#### Requirements:
Copy every line from the data below in which the string "حماد" can be found.
^^^^^^^^^^^^^^^^
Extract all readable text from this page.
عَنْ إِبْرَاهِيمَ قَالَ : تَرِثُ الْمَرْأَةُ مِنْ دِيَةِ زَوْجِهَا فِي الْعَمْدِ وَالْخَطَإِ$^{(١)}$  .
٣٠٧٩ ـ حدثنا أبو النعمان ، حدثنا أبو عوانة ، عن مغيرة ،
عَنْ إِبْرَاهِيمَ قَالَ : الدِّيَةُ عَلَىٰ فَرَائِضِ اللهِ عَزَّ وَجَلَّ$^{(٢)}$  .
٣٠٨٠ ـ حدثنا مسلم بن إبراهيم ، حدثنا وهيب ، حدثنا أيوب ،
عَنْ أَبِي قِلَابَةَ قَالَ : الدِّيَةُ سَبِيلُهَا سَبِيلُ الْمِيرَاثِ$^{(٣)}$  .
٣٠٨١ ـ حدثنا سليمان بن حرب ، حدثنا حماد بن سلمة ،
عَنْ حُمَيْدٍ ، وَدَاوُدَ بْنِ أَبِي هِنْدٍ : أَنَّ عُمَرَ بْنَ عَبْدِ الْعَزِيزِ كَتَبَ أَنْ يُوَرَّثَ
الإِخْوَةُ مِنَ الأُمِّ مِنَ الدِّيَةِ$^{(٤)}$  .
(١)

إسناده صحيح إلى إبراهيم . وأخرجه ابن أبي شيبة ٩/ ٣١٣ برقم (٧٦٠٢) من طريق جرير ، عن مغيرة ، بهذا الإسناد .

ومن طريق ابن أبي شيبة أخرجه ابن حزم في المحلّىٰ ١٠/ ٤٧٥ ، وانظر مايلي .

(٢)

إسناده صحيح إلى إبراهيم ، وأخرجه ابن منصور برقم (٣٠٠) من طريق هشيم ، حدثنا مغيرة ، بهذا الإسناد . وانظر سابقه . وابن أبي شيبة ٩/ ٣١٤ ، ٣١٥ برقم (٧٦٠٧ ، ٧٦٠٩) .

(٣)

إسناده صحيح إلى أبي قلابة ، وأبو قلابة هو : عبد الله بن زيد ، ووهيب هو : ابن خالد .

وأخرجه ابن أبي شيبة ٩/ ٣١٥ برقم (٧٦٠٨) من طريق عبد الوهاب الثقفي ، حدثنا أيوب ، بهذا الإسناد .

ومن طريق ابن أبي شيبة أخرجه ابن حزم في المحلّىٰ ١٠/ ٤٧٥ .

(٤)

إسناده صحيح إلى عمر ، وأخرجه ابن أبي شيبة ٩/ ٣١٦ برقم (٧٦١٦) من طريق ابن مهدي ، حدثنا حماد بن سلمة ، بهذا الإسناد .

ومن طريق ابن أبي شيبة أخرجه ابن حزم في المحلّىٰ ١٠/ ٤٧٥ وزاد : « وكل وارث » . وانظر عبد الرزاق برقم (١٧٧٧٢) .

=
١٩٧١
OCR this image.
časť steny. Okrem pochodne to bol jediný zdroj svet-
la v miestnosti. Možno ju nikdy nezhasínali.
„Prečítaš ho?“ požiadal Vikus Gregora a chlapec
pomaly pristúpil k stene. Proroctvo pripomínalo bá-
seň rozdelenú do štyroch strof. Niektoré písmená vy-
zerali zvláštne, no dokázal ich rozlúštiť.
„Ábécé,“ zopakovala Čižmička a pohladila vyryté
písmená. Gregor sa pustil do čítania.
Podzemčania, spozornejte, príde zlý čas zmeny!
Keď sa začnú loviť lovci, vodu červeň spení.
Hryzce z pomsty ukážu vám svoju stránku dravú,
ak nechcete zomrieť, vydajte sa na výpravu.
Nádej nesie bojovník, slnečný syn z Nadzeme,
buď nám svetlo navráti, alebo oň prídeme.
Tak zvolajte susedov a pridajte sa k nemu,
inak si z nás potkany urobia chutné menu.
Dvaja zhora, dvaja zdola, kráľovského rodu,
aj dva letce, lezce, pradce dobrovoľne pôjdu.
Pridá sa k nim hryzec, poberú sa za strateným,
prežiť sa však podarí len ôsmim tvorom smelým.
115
^^^^^^^^^^^^^^^^
#### Task solution:
٣٠٨١ ـ حدثنا سليمان بن حرب ، حدثنا حماد بن سلمة ،
إسناده صحيح إلى عمر ، وأخرجه ابن أبي شيبة ٩/ ٣١٦ برقم (٧٦١٦) من طريق ابن مهدي ، حدثنا حماد بن سلمة ، بهذا الإسناد .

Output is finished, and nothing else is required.